— Text shown —
______________________________
The solution to the knocking your knees on these new design tables is to unscrew the table top from the leg base. Rotate the table 90 degrees (1/4 turn), then rescrew the top.

This will make the leg assembly run from the back seat to the entry side. Then you can slide in and out easily.

Saw this design on a different brand that is using the same freestanding table and leg assembly.....

Steve


----------



## Tangooutback

thefulminator said:


> On some models, the bathroom sink also drains into the black tank. The idea is that you will fill the gray tank a lot fastener than the black tank under normal usage.


Thank you for this info.

I do not have the gadget (Tornado?) on the black tank where a hose can be connected to for cleaning. Every time I clean the tank at the end of a trip I have to fill it up through the commode with either a hose or with a bucket filled from the tub faucet. Now, I can conveniently turn on the bathroom sink faucet and sit there sipping tea waiting for it to fill up...


----------



## cdnbayside

Here's my solution to the table moving around. it doesn't move now and you don't need to remove the bungie to sit around the table. I also put felt pads on the edges of the table legs where they contact the seat.


----------



## Up State NY Camper

huntr70 said:


> The solution to the knocking your knees on these new design tables is to unscrew the table top from the leg base. Rotate the table 90 degrees (1/4 turn), then rescrew the top.
> 
> This will make the leg assembly run from the back seat to the entry side. Then you can slide in and out easily.
> 
> Saw this design on a different brand that is using the same freestanding table and leg assembly.....
> 
> Steve


Very interesting, Thanks Steve.


----------



## 7-strohs

Hello- I was looking for this answer- we have a 2014 BH312 and just this past weekend trip, had the same thing happen. Did anyone have any luck to get Keystone to re-do the plumbing? I just feel that its so unsanitary. We took in to our dealer for the one year warranty repairs and they told us - we are out of luck.

I was hoping since this is 4 yrs later they would have addressed the issue-

Thanks Michele


----------



## rpeterslll

7-strohs said:


> Hello- I was looking for this answer- we have a 2014 BH312 and just this past weekend trip, had the same thing happen. Did anyone have any luck to get Keystone to re-do the plumbing? I just feel that its so unsanitary. We took in to our dealer for the one year warranty repairs and they told us - we are out of luck.
> 
> I was hoping since this is 4 yrs later they would have addressed the issue-
> 
> Thanks Michele


I just bought a 2017 Keystone Outback 312BH, I can confirm that they have not changed this plumbing configuration and my outside sink does empty into the black tank. I was running the water in it to add water to my grey tank to fill it up not knowing it was going to my black tank, It then filled up the black tank to the top where it didnt drain the sink any longer until I emptied the black tank.


----------
______________________________
Layout element entries:

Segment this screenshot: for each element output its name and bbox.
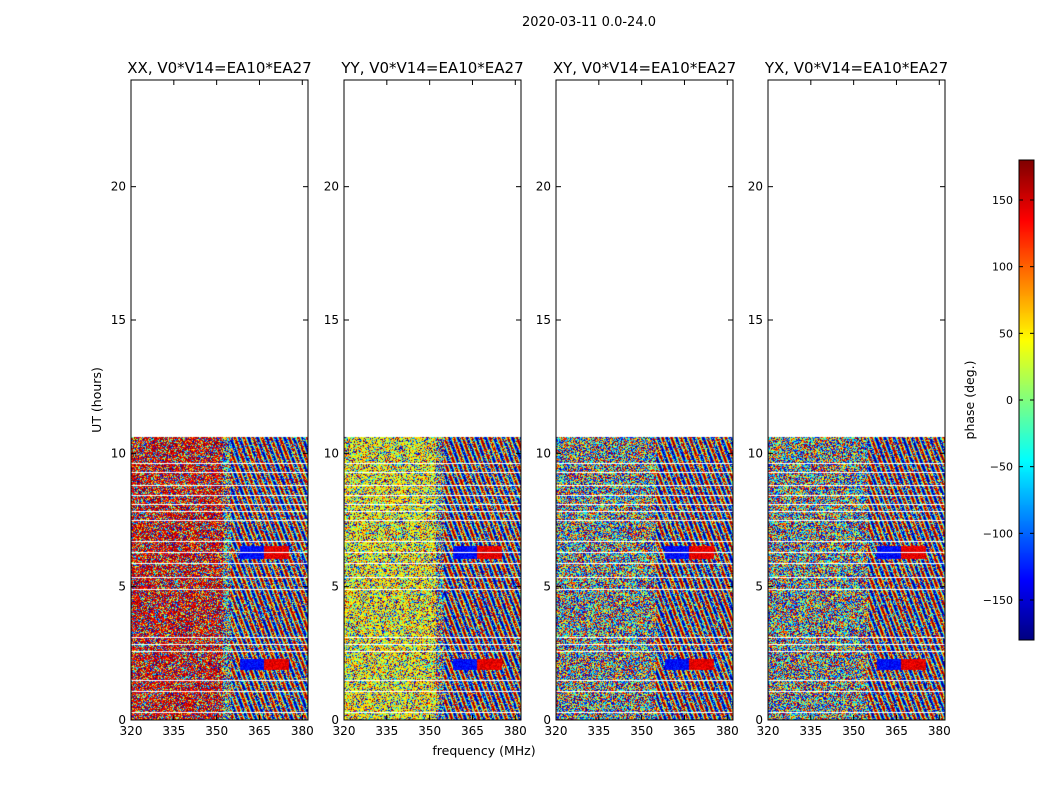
y-tick-label: 15: [536, 313, 551, 327]
panel-title: XX, V0*V14=EA10*EA27: [127, 59, 311, 77]
y-tick-label: 5: [755, 580, 763, 594]
panel-xy: XY, V0*V14=EA10*EA27 320 335 350 365 380 0 5 10 1…: [536, 59, 739, 738]
x-tick-label: 335: [799, 724, 822, 738]
y-tick-label: 20: [324, 180, 339, 194]
y-tick-label: 0: [331, 713, 339, 727]
panel-title: YX, V0*V14=EA10*EA27: [764, 59, 948, 77]
y-tick-label: 15: [324, 313, 339, 327]
x-tick-label: 380: [716, 724, 739, 738]
panel-frame: [130, 79, 309, 721]
panel-title: XY, V0*V14=EA10*EA27: [553, 59, 736, 77]
y-tick-label: 15: [111, 313, 126, 327]
panel-title: YY, V0*V14=EA10*EA27: [340, 59, 523, 77]
panel-frame: [343, 79, 522, 721]
panel-frame: [555, 79, 734, 721]
colorbar-tick-label: 50: [999, 327, 1013, 340]
x-tick-label: 320: [120, 724, 143, 738]
x-tick-label: 380: [504, 724, 527, 738]
colorbar: 150 100 50 0 −50 −100 −150 phase (deg.): [962, 159, 1035, 641]
colorbar-tick-label: 100: [992, 261, 1013, 274]
x-tick-label: 350: [842, 724, 865, 738]
y-tick-label: 0: [543, 713, 551, 727]
x-tick-label: 365: [885, 724, 908, 738]
y-tick-label: 10: [748, 446, 763, 460]
colorbar-tick-label: 0: [1006, 394, 1013, 407]
x-tick-label: 365: [461, 724, 484, 738]
y-tick-label: 10: [111, 446, 126, 460]
figure-title: 2020-03-11 0.0-24.0: [522, 15, 656, 30]
x-tick-label: 365: [248, 724, 271, 738]
x-axis-label: frequency (MHz): [432, 743, 535, 758]
y-axis-label: UT (hours): [89, 367, 104, 433]
y-tick-label: 15: [748, 313, 763, 327]
y-tick-label: 0: [118, 713, 126, 727]
x-tick-label: 335: [162, 724, 185, 738]
y-tick-label: 5: [118, 580, 126, 594]
y-tick-label: 20: [748, 180, 763, 194]
y-tick-label: 10: [536, 446, 551, 460]
x-tick-label: 335: [587, 724, 610, 738]
y-tick-label: 0: [755, 713, 763, 727]
y-tick-label: 5: [543, 580, 551, 594]
y-tick-label: 20: [536, 180, 551, 194]
y-tick-label: 20: [111, 180, 126, 194]
x-tick-label: 380: [291, 724, 314, 738]
x-tick-label: 320: [757, 724, 780, 738]
x-tick-label: 350: [630, 724, 653, 738]
panel-yx: YX, V0*V14=EA10*EA27 320 335 350 365 380 0 5 10 1…: [748, 59, 951, 738]
panel-frame: [767, 79, 946, 721]
panels: XX, V0*V14=EA10*EA27 320 335 350 365 380 0 5 10 1…: [111, 59, 951, 738]
x-tick-label: 350: [418, 724, 441, 738]
y-tick-label: 5: [331, 580, 339, 594]
x-tick-label: 380: [928, 724, 951, 738]
panel-xx: XX, V0*V14=EA10*EA27 320 335 350 365 380 0 5 10 1…: [111, 59, 314, 738]
colorbar-tick-label: 150: [992, 194, 1013, 207]
x-tick-label: 350: [205, 724, 228, 738]
panel-yy: YY, V0*V14=EA10*EA27 320 335 350 365 380 0 5 10 1…: [324, 59, 527, 738]
x-tick-label: 365: [673, 724, 696, 738]
x-tick-label: 320: [333, 724, 356, 738]
colorbar-label: phase (deg.): [962, 361, 977, 440]
y-tick-label: 10: [324, 446, 339, 460]
colorbar-tick-label: −50: [990, 461, 1013, 474]
x-tick-label: 320: [545, 724, 568, 738]
x-tick-label: 335: [375, 724, 398, 738]
colorbar-tick-label: −150: [983, 594, 1013, 607]
colorbar-tick-label: −100: [983, 527, 1013, 540]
______________________________
— Challenge 1 —
In the forum thread, what did cdnbayside put on the edges of the table legs where they contact the seat?
— Challenge 2 —
Please copy the forum thread word for word, from "I do not have" to "contact the seat.".

— Written reply 1 —
Felt pads.

— Written reply 2 —
I do not have the gadget (Tornado?) on the black tank where a hose can be connected to for cleaning. Every time I clean the tank at the end of a trip I have to fill it up through the commode with either a hose or with a bucket filled from the tub faucet. Now, I can conveniently turn on the bathroom sink faucet and sit there sipping tea waiting for it to fill up...


----------



## cdnbayside

Here's my solution to the table moving around. it doesn't move now and you don't need to remove the bungie to sit around the table. I also put felt pads on the edges of the table legs where they contact the seat.